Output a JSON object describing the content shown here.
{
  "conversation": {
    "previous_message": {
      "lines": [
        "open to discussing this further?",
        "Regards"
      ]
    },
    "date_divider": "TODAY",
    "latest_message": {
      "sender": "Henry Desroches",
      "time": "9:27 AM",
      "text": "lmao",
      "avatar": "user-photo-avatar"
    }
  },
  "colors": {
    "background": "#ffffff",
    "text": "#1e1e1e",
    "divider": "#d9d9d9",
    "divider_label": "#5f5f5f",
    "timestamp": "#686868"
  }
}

---+---

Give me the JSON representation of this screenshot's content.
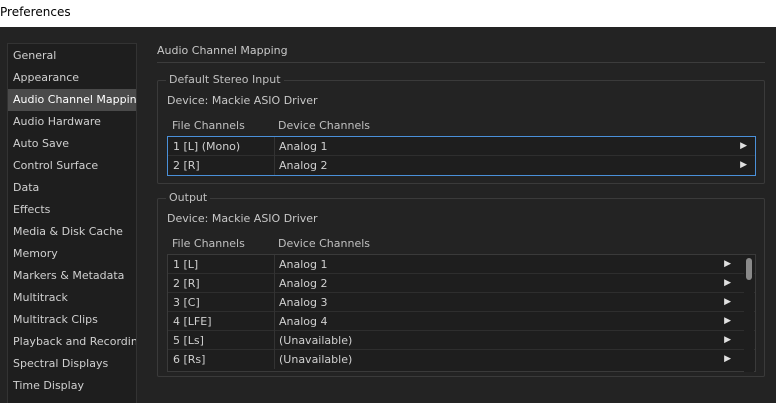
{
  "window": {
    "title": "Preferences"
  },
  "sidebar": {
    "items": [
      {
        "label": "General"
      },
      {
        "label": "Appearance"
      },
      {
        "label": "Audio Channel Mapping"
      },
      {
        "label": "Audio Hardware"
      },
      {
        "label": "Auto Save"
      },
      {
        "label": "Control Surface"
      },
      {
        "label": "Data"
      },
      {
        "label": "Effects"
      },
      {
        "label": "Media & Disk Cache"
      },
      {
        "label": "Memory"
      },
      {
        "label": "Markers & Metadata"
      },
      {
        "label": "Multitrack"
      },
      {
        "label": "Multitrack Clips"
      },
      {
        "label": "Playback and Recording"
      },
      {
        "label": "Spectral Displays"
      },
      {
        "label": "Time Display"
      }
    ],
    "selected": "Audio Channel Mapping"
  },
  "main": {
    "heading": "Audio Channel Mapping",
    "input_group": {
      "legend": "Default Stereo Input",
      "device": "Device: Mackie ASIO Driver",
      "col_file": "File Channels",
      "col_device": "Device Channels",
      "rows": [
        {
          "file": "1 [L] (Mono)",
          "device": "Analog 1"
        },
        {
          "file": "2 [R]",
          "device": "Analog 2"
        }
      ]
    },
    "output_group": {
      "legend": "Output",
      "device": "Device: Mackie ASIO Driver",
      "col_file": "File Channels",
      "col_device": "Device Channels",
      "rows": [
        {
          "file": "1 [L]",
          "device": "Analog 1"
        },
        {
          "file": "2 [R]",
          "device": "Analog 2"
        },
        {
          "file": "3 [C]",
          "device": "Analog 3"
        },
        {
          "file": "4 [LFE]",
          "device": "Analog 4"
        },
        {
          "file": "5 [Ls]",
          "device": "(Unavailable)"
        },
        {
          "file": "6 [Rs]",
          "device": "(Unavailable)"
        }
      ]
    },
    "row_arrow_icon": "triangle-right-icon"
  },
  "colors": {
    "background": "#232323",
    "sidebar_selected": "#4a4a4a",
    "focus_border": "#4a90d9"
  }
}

---+---

> _Set problem_: Find the word "Audio" in the entries above and gather every line that holds it.

> _Answer below_:
        "label": "Audio Channel Mapping"
        "label": "Audio Hardware"
    "selected": "Audio Channel Mapping"
    "heading": "Audio Channel Mapping",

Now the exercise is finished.